Short task:
Omit all images, then return the remaining material exactly as it stands.

Rows:

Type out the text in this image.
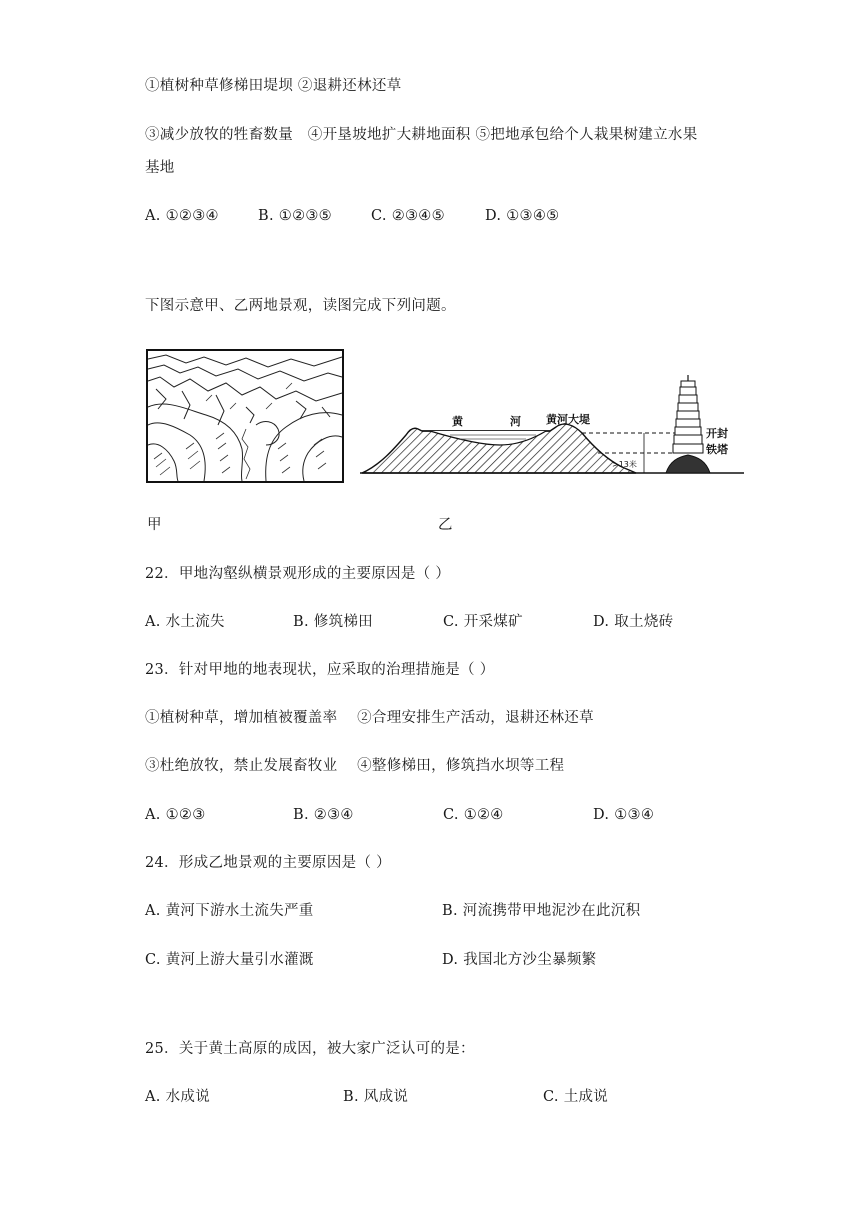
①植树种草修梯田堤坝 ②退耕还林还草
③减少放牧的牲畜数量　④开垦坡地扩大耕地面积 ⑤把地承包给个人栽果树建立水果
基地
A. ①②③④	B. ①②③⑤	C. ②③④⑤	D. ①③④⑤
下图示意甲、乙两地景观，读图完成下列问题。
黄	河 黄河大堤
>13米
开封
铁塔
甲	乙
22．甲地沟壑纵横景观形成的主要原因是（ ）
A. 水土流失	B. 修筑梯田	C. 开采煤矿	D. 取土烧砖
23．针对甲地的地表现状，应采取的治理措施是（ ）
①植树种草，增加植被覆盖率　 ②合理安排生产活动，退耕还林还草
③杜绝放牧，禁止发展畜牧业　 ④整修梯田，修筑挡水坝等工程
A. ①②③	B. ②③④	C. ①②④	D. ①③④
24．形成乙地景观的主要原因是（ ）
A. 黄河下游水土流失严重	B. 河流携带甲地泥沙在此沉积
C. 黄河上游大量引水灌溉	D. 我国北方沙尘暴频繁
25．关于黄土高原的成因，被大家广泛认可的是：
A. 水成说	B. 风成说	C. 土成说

The solution:
Type out the text in this image.
①植树种草修梯田堤坝 ②退耕还林还草
③减少放牧的牲畜数量　④开垦坡地扩大耕地面积 ⑤把地承包给个人栽果树建立水果
基地
A. ①②③④	B. ①②③⑤	C. ②③④⑤	D. ①③④⑤
下图示意甲、乙两地景观，读图完成下列问题。
黄	河 黄河大堤
>13米
开封
铁塔
甲	乙
22．甲地沟壑纵横景观形成的主要原因是（ ）
A. 水土流失	B. 修筑梯田	C. 开采煤矿	D. 取土烧砖
23．针对甲地的地表现状，应采取的治理措施是（ ）
①植树种草，增加植被覆盖率　 ②合理安排生产活动，退耕还林还草
③杜绝放牧，禁止发展畜牧业　 ④整修梯田，修筑挡水坝等工程
A. ①②③	B. ②③④	C. ①②④	D. ①③④
24．形成乙地景观的主要原因是（ ）
A. 黄河下游水土流失严重	B. 河流携带甲地泥沙在此沉积
C. 黄河上游大量引水灌溉	D. 我国北方沙尘暴频繁
25．关于黄土高原的成因，被大家广泛认可的是：
A. 水成说	B. 风成说	C. 土成说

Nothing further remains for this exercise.